▶ [Required work]
From the listing below, copy every line with the word "định".

▶ [Stored data entries]
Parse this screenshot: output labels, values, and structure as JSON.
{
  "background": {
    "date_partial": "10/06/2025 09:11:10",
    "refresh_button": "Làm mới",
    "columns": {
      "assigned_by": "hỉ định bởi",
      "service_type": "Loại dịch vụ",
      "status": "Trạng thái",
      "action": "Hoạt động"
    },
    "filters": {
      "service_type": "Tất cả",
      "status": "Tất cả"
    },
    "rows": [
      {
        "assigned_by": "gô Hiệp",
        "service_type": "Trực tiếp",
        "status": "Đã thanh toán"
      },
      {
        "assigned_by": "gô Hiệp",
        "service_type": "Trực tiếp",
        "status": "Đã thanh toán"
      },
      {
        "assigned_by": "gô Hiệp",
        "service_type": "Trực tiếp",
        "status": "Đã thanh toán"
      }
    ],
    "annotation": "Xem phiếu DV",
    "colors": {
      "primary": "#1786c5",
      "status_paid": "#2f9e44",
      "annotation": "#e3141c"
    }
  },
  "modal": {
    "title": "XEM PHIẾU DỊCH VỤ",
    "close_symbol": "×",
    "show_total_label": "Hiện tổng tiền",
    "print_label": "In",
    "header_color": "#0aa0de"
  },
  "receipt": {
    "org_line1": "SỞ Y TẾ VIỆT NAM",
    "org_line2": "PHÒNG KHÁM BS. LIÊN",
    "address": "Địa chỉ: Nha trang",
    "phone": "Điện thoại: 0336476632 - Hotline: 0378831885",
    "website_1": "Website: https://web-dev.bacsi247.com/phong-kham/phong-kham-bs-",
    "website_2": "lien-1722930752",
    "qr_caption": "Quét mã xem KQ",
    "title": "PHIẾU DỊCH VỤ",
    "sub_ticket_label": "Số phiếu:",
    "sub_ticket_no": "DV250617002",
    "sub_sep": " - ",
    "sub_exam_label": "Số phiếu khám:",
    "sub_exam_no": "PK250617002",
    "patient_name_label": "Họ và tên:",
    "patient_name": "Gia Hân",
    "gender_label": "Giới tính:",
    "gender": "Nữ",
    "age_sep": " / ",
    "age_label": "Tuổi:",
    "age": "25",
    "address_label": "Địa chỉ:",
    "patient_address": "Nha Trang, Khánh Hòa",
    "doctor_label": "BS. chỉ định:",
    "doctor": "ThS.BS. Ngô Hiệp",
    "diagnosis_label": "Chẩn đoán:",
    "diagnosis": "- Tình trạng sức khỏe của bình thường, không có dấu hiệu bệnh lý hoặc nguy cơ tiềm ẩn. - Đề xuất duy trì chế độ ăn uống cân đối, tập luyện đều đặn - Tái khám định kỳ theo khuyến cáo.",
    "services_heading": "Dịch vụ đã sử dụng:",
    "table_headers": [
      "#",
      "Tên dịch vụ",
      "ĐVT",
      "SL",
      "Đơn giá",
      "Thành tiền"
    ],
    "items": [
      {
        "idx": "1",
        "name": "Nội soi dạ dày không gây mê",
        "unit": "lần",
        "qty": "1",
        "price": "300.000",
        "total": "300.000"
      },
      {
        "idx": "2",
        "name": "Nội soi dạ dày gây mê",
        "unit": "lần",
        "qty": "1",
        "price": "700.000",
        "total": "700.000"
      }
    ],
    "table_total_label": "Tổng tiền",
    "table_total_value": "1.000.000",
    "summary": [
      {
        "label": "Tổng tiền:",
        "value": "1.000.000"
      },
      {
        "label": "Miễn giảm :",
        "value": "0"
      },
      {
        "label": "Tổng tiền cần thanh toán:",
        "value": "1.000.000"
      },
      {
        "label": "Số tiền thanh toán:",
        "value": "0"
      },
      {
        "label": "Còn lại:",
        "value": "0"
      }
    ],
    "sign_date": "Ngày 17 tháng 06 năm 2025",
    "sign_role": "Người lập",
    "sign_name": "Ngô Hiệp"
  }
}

▶ [Written response]
      "assigned_by": "hỉ định bởi",
    "doctor_label": "BS. chỉ định:",
    "diagnosis": "- Tình trạng sức khỏe của bình thường, không có dấu hiệu bệnh lý hoặc nguy cơ tiềm ẩn. - Đề xuất duy trì chế độ ăn uống cân đối, tập luyện đều đặn - Tái khám định kỳ theo khuyến cáo.",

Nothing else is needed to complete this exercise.